Challenge →
Copy each line that holds "получение".

Information provided →
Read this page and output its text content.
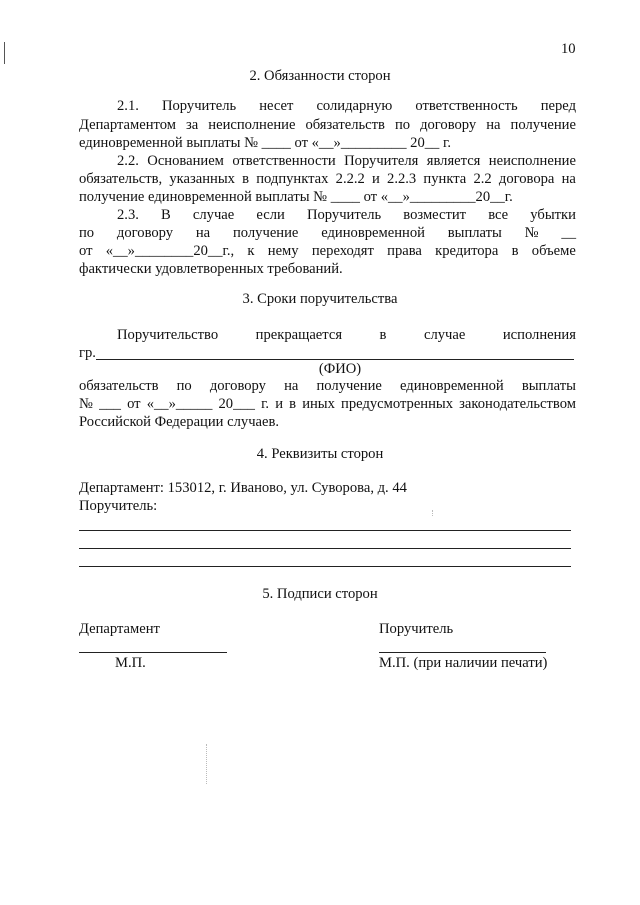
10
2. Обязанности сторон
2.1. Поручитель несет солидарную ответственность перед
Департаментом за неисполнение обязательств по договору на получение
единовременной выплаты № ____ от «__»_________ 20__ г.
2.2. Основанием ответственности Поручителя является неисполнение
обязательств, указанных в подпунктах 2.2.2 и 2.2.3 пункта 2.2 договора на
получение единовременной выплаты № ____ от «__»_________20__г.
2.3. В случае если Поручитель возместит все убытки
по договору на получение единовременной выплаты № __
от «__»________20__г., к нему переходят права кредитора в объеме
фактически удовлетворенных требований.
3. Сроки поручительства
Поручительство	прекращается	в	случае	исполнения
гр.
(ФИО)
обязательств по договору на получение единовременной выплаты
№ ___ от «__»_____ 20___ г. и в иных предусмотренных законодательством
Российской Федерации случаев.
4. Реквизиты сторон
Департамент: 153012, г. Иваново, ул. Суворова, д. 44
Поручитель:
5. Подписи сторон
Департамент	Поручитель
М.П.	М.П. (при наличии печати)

The solution →
Департаментом за неисполнение обязательств по договору на получение
получение единовременной выплаты № ____ от «__»_________20__г.
по договору на получение единовременной выплаты № __
обязательств по договору на получение единовременной выплаты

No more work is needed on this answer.